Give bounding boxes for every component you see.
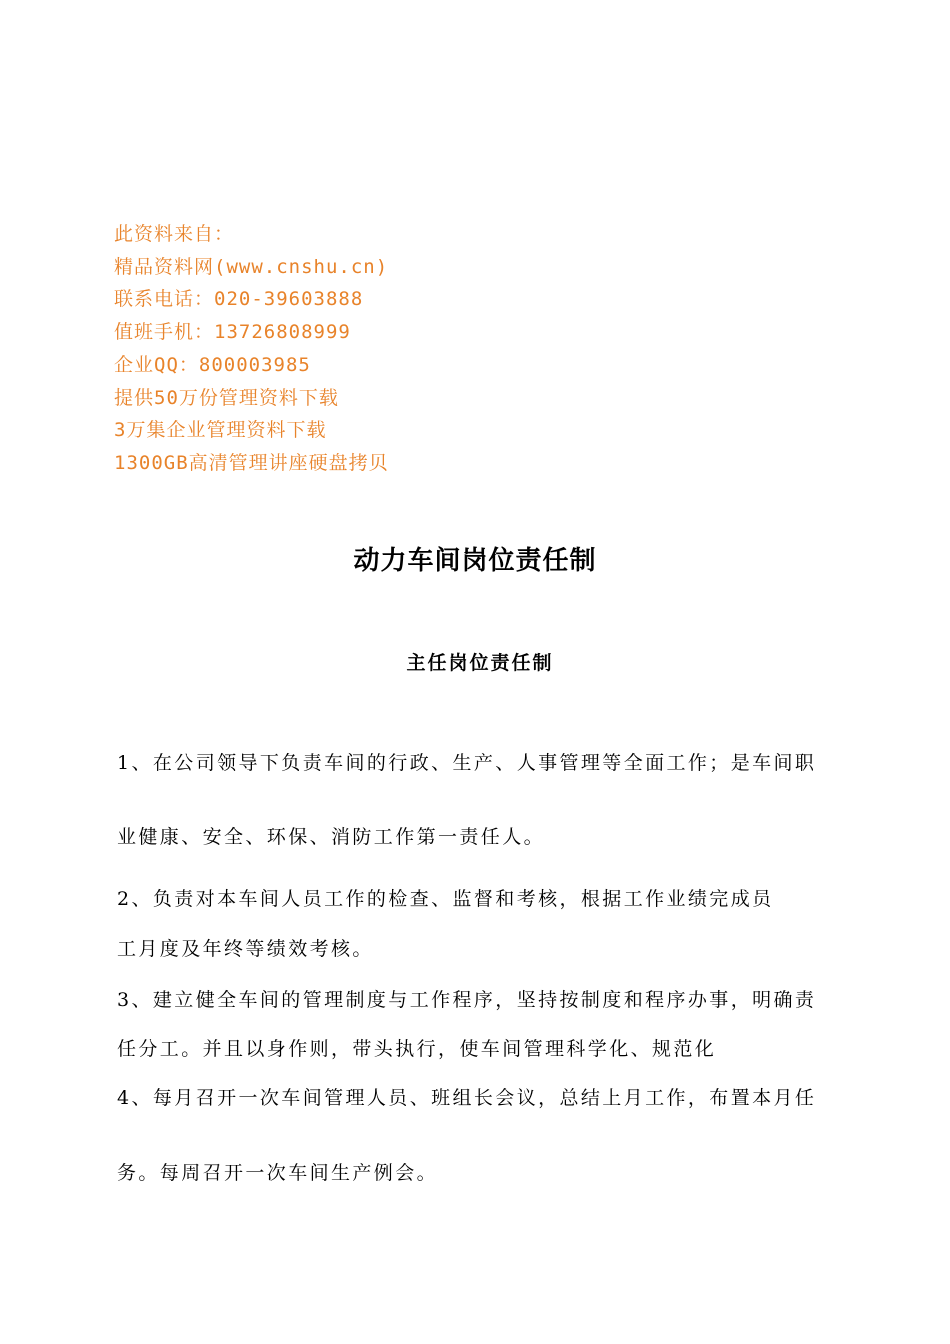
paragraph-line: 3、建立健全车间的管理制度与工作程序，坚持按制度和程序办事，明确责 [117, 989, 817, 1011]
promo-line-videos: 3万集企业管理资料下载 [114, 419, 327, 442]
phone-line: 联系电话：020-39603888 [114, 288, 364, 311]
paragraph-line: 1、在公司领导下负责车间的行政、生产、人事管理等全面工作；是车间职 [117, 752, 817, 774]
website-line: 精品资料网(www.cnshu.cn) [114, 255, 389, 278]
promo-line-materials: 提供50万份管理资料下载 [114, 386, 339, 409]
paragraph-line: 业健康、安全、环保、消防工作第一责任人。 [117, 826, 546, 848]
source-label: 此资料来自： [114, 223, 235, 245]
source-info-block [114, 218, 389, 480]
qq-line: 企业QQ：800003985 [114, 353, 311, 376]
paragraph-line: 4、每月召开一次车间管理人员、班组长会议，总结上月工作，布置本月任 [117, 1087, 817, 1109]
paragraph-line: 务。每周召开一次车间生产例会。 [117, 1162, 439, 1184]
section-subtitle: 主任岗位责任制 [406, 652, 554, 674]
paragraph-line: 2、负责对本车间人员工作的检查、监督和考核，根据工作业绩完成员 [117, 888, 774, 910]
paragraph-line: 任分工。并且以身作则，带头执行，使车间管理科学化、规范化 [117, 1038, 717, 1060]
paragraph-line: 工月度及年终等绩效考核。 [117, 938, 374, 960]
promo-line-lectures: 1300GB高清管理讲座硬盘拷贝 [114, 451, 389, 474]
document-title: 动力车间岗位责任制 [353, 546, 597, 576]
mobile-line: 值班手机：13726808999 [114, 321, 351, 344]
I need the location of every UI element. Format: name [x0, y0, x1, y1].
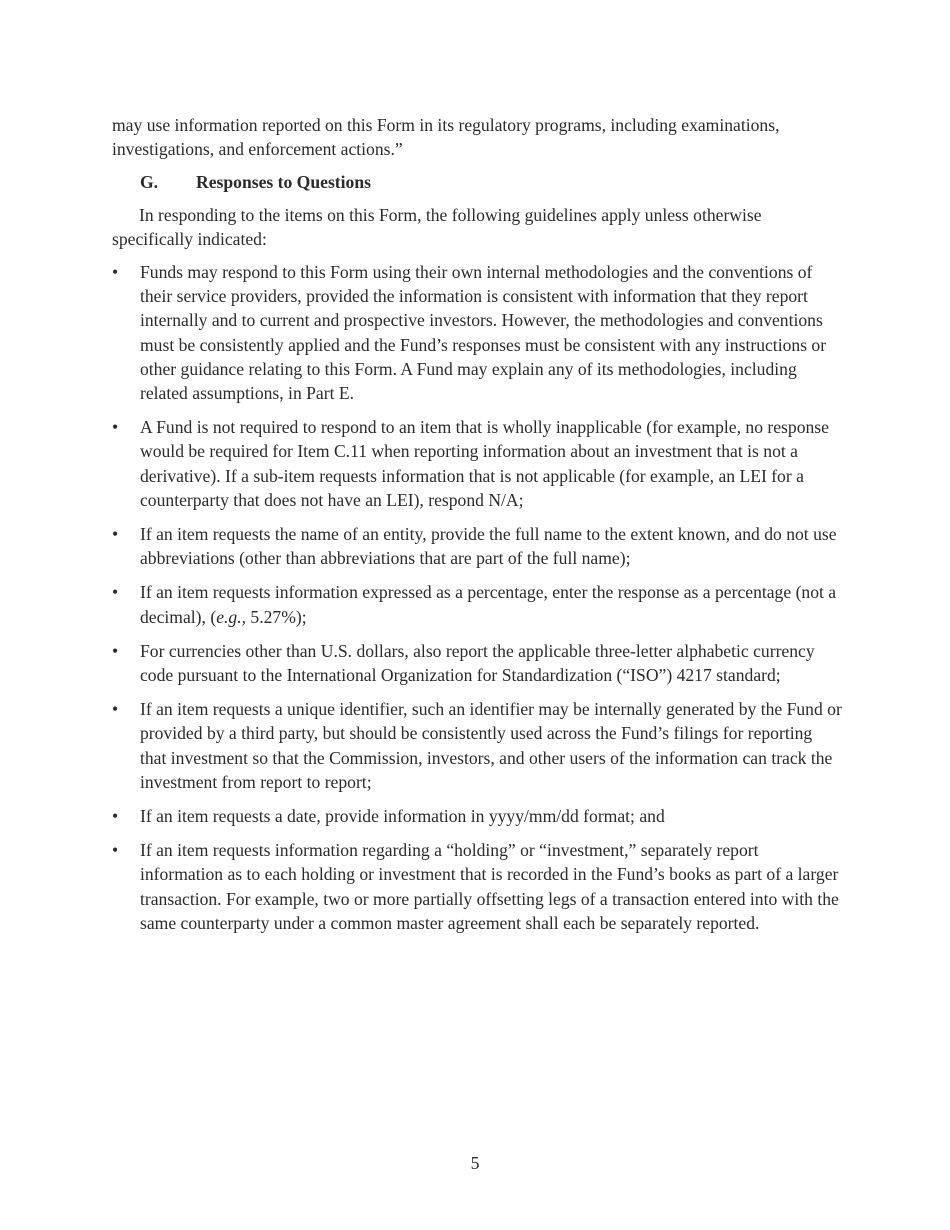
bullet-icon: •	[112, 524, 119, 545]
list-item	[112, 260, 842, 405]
......
Please rewrite every line of the entries above as a numbered list, skipping blank lines and leaving out the pictures.

1. Give bounding boxes for every component you see.
2. paragraph-line: 3、建立健全车间的管理制度与工作程序，坚持按制度和程序办事，明确责 [117, 989, 817, 1011]
3. promo-line-videos: 3万集企业管理资料下载 [114, 419, 327, 442]
4. phone-line: 联系电话：020-39603888 [114, 288, 364, 311]
5. paragraph-line: 1、在公司领导下负责车间的行政、生产、人事管理等全面工作；是车间职 [117, 752, 817, 774]
6. website-line: 精品资料网(www.cnshu.cn) [114, 255, 389, 278]
7. promo-line-materials: 提供50万份管理资料下载 [114, 386, 339, 409]
8. paragraph-line: 业健康、安全、环保、消防工作第一责任人。 [117, 826, 546, 848]
9. source-label: 此资料来自： [114, 223, 235, 245]
10. source-info-block [114, 218, 389, 480]
11. qq-line: 企业QQ：800003985 [114, 353, 311, 376]
12. paragraph-line: 4、每月召开一次车间管理人员、班组长会议，总结上月工作，布置本月任 [117, 1087, 817, 1109]
13. paragraph-line: 务。每周召开一次车间生产例会。 [117, 1162, 439, 1184]
14. section-subtitle: 主任岗位责任制 [406, 652, 554, 674]
15. paragraph-line: 2、负责对本车间人员工作的检查、监督和考核，根据工作业绩完成员 [117, 888, 774, 910]
16. paragraph-line: 任分工。并且以身作则，带头执行，使车间管理科学化、规范化 [117, 1038, 717, 1060]
17. paragraph-line: 工月度及年终等绩效考核。 [117, 938, 374, 960]
18. promo-line-lectures: 1300GB高清管理讲座硬盘拷贝 [114, 451, 389, 474]
19. document-title: 动力车间岗位责任制 [353, 546, 597, 576]
20. mobile-line: 值班手机：13726808999 [114, 321, 351, 344]
21. I need the location of every UI element. Format: name [x0, y0, x1, y1].
22. bullet-icon: •	[112, 524, 119, 545]
23. list-item	[112, 260, 842, 405]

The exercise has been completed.